• _Written problem_
Go through the material and write it all out exactly, minus the pictures.
□ □ □ □ □ □ □
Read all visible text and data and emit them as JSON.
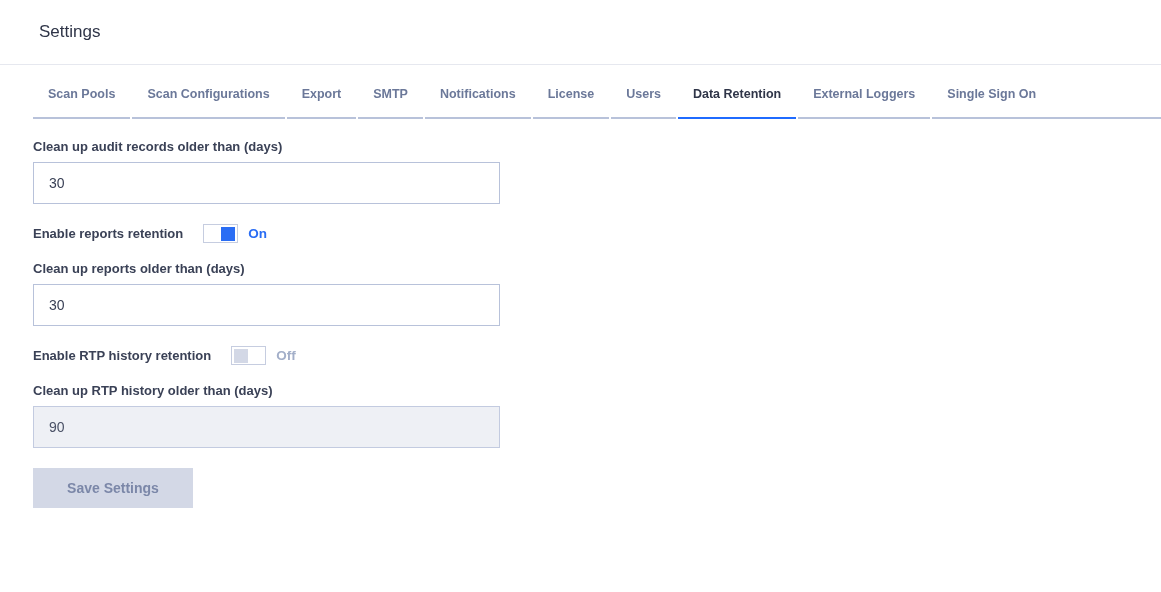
{
  "header": {
    "title": "Settings"
  },
  "tabs": [
    {
      "label": "Scan Pools",
      "selected": false
    },
    {
      "label": "Scan Configurations",
      "selected": false
    },
    {
      "label": "Export",
      "selected": false
    },
    {
      "label": "SMTP",
      "selected": false
    },
    {
      "label": "Notifications",
      "selected": false
    },
    {
      "label": "License",
      "selected": false
    },
    {
      "label": "Users",
      "selected": false
    },
    {
      "label": "Data Retention",
      "selected": true
    },
    {
      "label": "External Loggers",
      "selected": false
    },
    {
      "label": "Single Sign On",
      "selected": false
    }
  ],
  "form": [
    {
      "kind": "field",
      "label": "Clean up audit records older than (days)",
      "value": "30",
      "disabled": false
    },
    {
      "kind": "toggle",
      "label": "Enable reports retention",
      "on": true,
      "status": "On"
    },
    {
      "kind": "field",
      "label": "Clean up reports older than (days)",
      "value": "30",
      "disabled": false
    },
    {
      "kind": "toggle",
      "label": "Enable RTP history retention",
      "on": false,
      "status": "Off"
    },
    {
      "kind": "field",
      "label": "Clean up RTP history older than (days)",
      "value": "90",
      "disabled": true
    }
  ],
  "save_button": {
    "label": "Save Settings",
    "disabled": true
  }
}
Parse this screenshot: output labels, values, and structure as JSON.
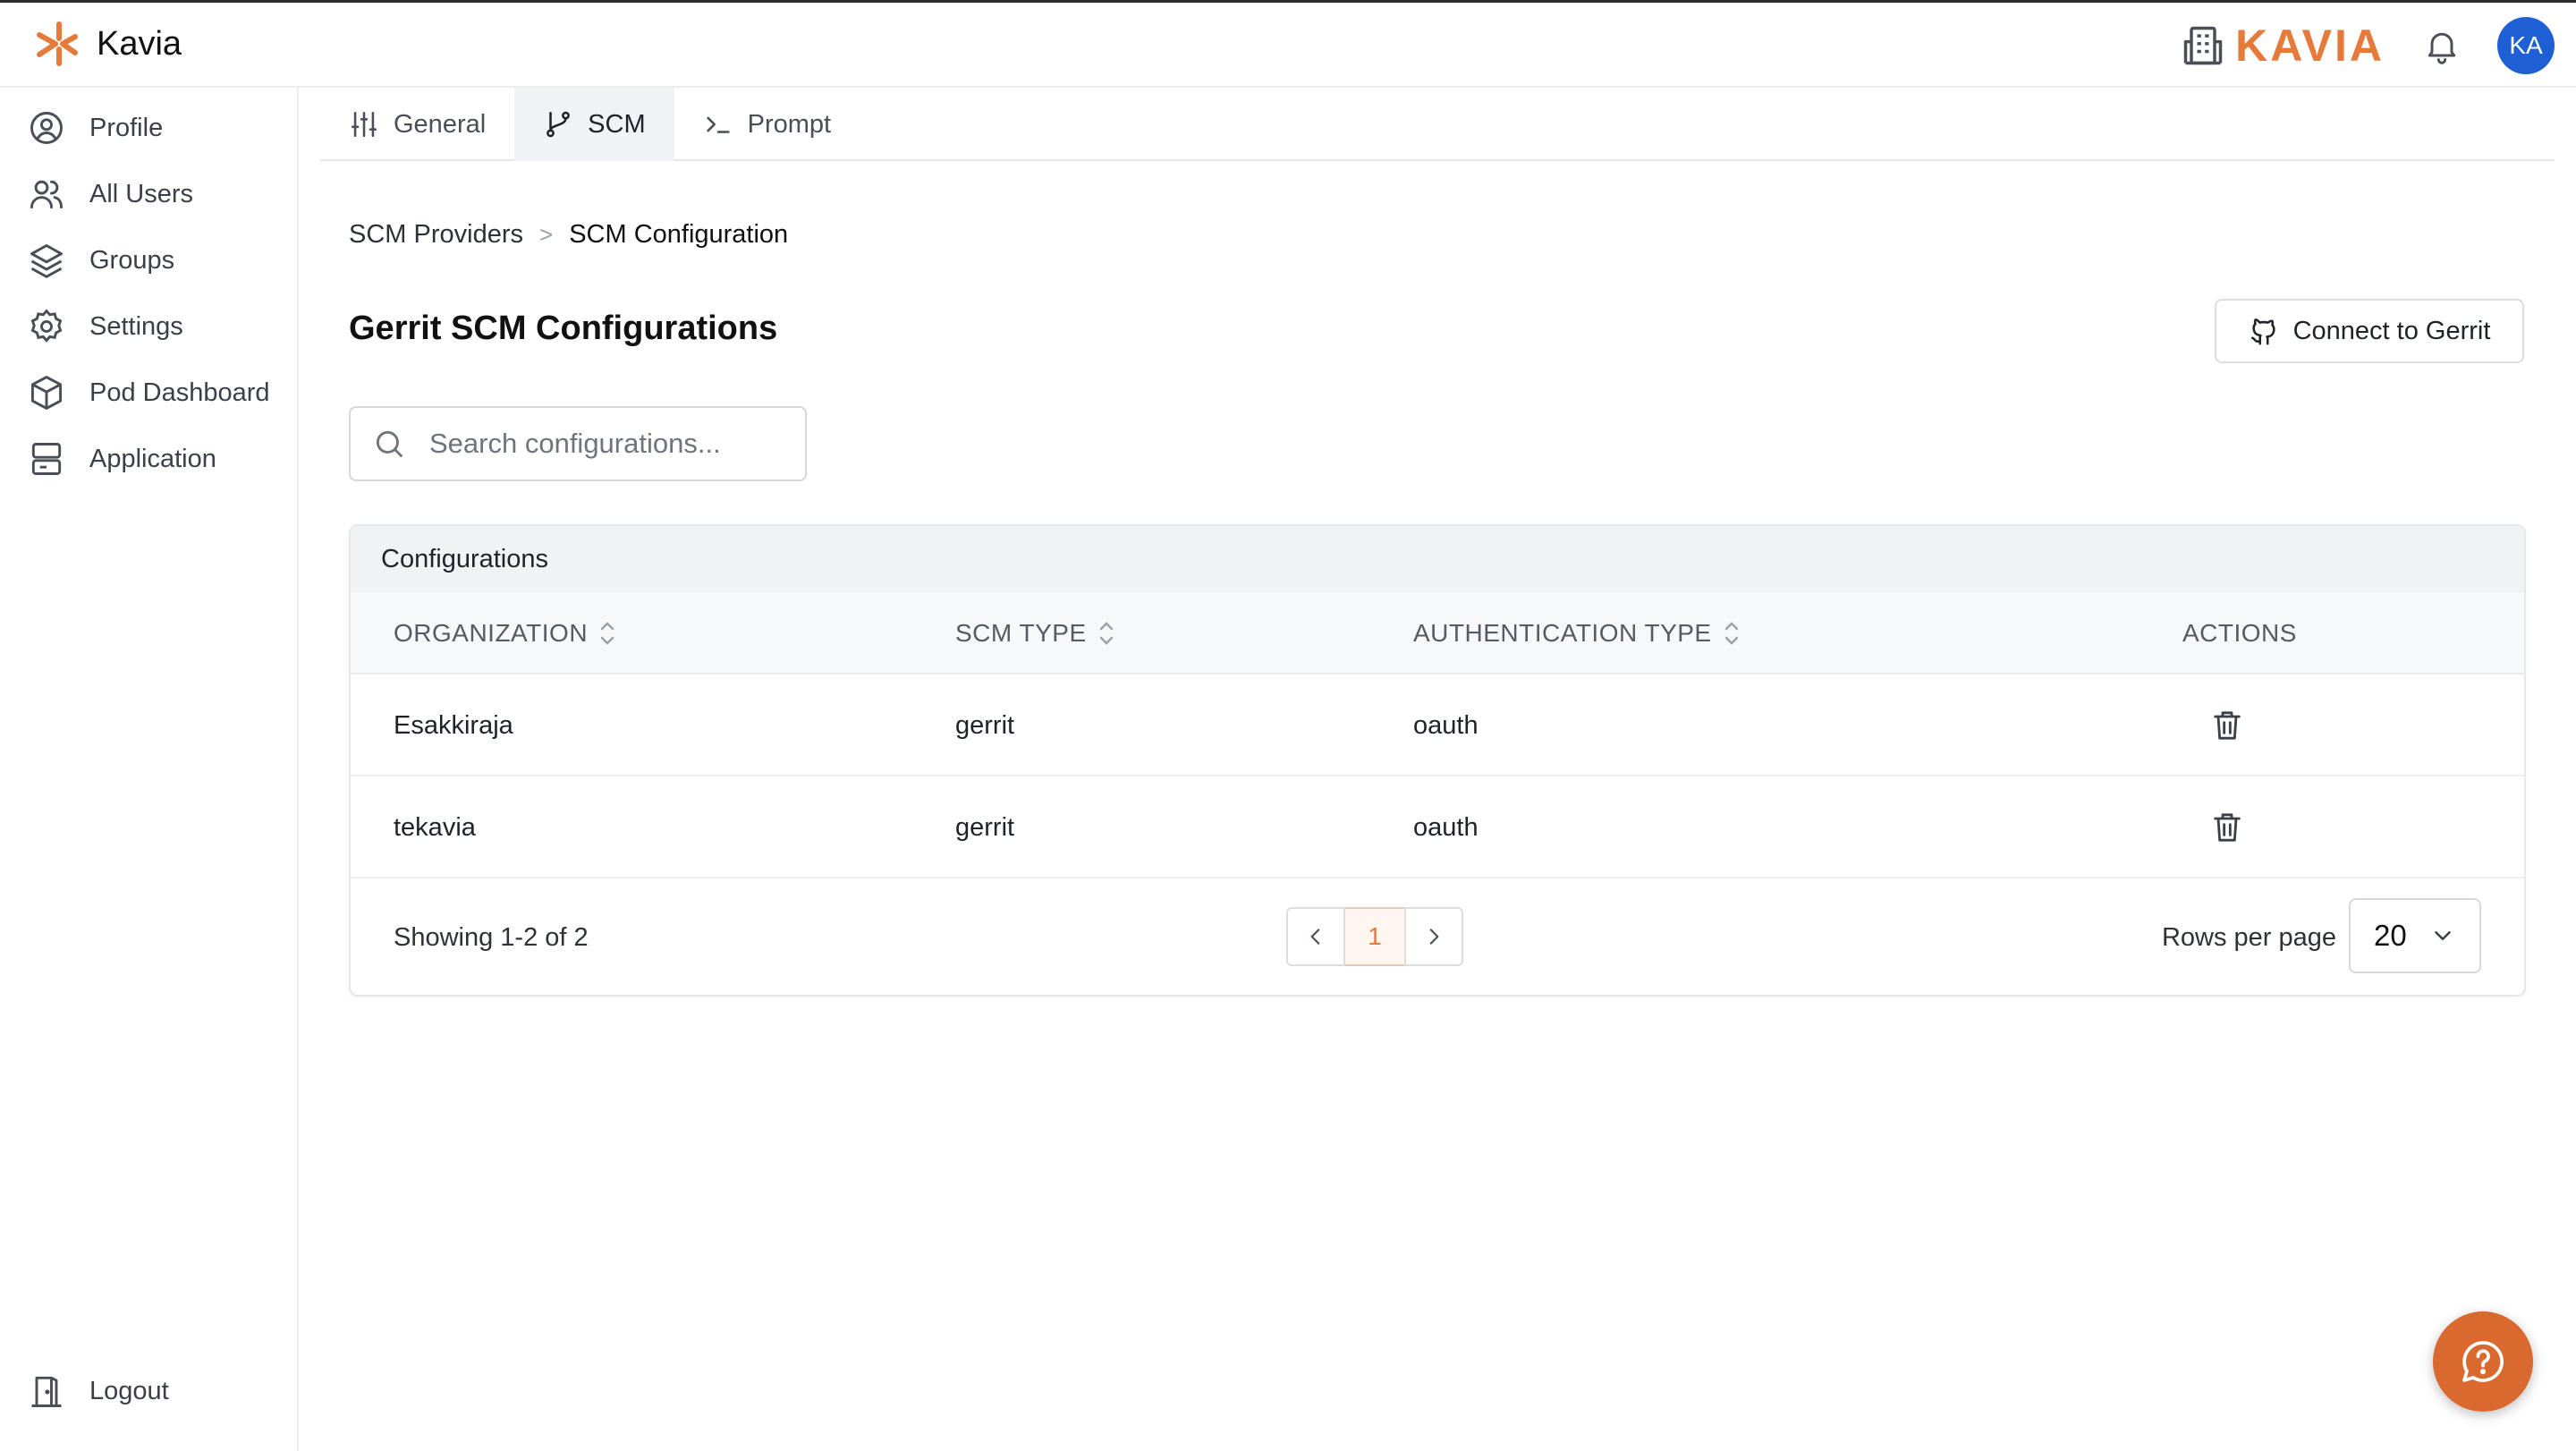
{
  "app": {
    "name": "Kavia"
  },
  "header": {
    "org_name": "KAVIA",
    "avatar_initials": "KA"
  },
  "colors": {
    "accent": "#e57a3a",
    "avatar": "#1f5fd6",
    "fab": "#d9692f"
  },
  "sidebar": {
    "items": [
      {
        "label": "Profile",
        "icon": "user-circle-icon"
      },
      {
        "label": "All Users",
        "icon": "users-icon"
      },
      {
        "label": "Groups",
        "icon": "layers-icon"
      },
      {
        "label": "Settings",
        "icon": "gear-icon"
      },
      {
        "label": "Pod Dashboard",
        "icon": "box-icon"
      },
      {
        "label": "Application",
        "icon": "server-icon"
      }
    ],
    "logout_label": "Logout"
  },
  "tabs": [
    {
      "label": "General",
      "icon": "sliders-icon",
      "active": false
    },
    {
      "label": "SCM",
      "icon": "git-branch-icon",
      "active": true
    },
    {
      "label": "Prompt",
      "icon": "terminal-icon",
      "active": false
    }
  ],
  "breadcrumb": {
    "items": [
      "SCM Providers",
      "SCM Configuration"
    ],
    "separator": ">"
  },
  "page": {
    "title": "Gerrit SCM Configurations",
    "connect_button": "Connect to Gerrit",
    "search_placeholder": "Search configurations..."
  },
  "table": {
    "card_title": "Configurations",
    "columns": [
      "ORGANIZATION",
      "SCM TYPE",
      "AUTHENTICATION TYPE",
      "ACTIONS"
    ],
    "rows": [
      {
        "organization": "Esakkiraja",
        "scm_type": "gerrit",
        "auth_type": "oauth"
      },
      {
        "organization": "tekavia",
        "scm_type": "gerrit",
        "auth_type": "oauth"
      }
    ],
    "showing": "Showing 1-2 of 2",
    "current_page": "1",
    "rows_per_page_label": "Rows per page",
    "rows_per_page": "20"
  }
}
□ □ □ □ □ □ □
• _Written reply_
Read all visible text and data and emit them as JSON.
{
  "header": {
    "title": "Settings"
  },
  "tabs": [
    {
      "label": "Scan Pools",
      "selected": false
    },
    {
      "label": "Scan Configurations",
      "selected": false
    },
    {
      "label": "Export",
      "selected": false
    },
    {
      "label": "SMTP",
      "selected": false
    },
    {
      "label": "Notifications",
      "selected": false
    },
    {
      "label": "License",
      "selected": false
    },
    {
      "label": "Users",
      "selected": false
    },
    {
      "label": "Data Retention",
      "selected": true
    },
    {
      "label": "External Loggers",
      "selected": false
    },
    {
      "label": "Single Sign On",
      "selected": false
    }
  ],
  "form": [
    {
      "kind": "field",
      "label": "Clean up audit records older than (days)",
      "value": "30",
      "disabled": false
    },
    {
      "kind": "toggle",
      "label": "Enable reports retention",
      "on": true,
      "status": "On"
    },
    {
      "kind": "field",
      "label": "Clean up reports older than (days)",
      "value": "30",
      "disabled": false
    },
    {
      "kind": "toggle",
      "label": "Enable RTP history retention",
      "on": false,
      "status": "Off"
    },
    {
      "kind": "field",
      "label": "Clean up RTP history older than (days)",
      "value": "90",
      "disabled": true
    }
  ],
  "save_button": {
    "label": "Save Settings",
    "disabled": true
  }
}
Parse this screenshot: output labels, values, and structure as JSON.
{
  "app": {
    "name": "Kavia"
  },
  "header": {
    "org_name": "KAVIA",
    "avatar_initials": "KA"
  },
  "colors": {
    "accent": "#e57a3a",
    "avatar": "#1f5fd6",
    "fab": "#d9692f"
  },
  "sidebar": {
    "items": [
      {
        "label": "Profile",
        "icon": "user-circle-icon"
      },
      {
        "label": "All Users",
        "icon": "users-icon"
      },
      {
        "label": "Groups",
        "icon": "layers-icon"
      },
      {
        "label": "Settings",
        "icon": "gear-icon"
      },
      {
        "label": "Pod Dashboard",
        "icon": "box-icon"
      },
      {
        "label": "Application",
        "icon": "server-icon"
      }
    ],
    "logout_label": "Logout"
  },
  "tabs": [
    {
      "label": "General",
      "icon": "sliders-icon",
      "active": false
    },
    {
      "label": "SCM",
      "icon": "git-branch-icon",
      "active": true
    },
    {
      "label": "Prompt",
      "icon": "terminal-icon",
      "active": false
    }
  ],
  "breadcrumb": {
    "items": [
      "SCM Providers",
      "SCM Configuration"
    ],
    "separator": ">"
  },
  "page": {
    "title": "Gerrit SCM Configurations",
    "connect_button": "Connect to Gerrit",
    "search_placeholder": "Search configurations..."
  },
  "table": {
    "card_title": "Configurations",
    "columns": [
      "ORGANIZATION",
      "SCM TYPE",
      "AUTHENTICATION TYPE",
      "ACTIONS"
    ],
    "rows": [
      {
        "organization": "Esakkiraja",
        "scm_type": "gerrit",
        "auth_type": "oauth"
      },
      {
        "organization": "tekavia",
        "scm_type": "gerrit",
        "auth_type": "oauth"
      }
    ],
    "showing": "Showing 1-2 of 2",
    "current_page": "1",
    "rows_per_page_label": "Rows per page",
    "rows_per_page": "20"
  }
}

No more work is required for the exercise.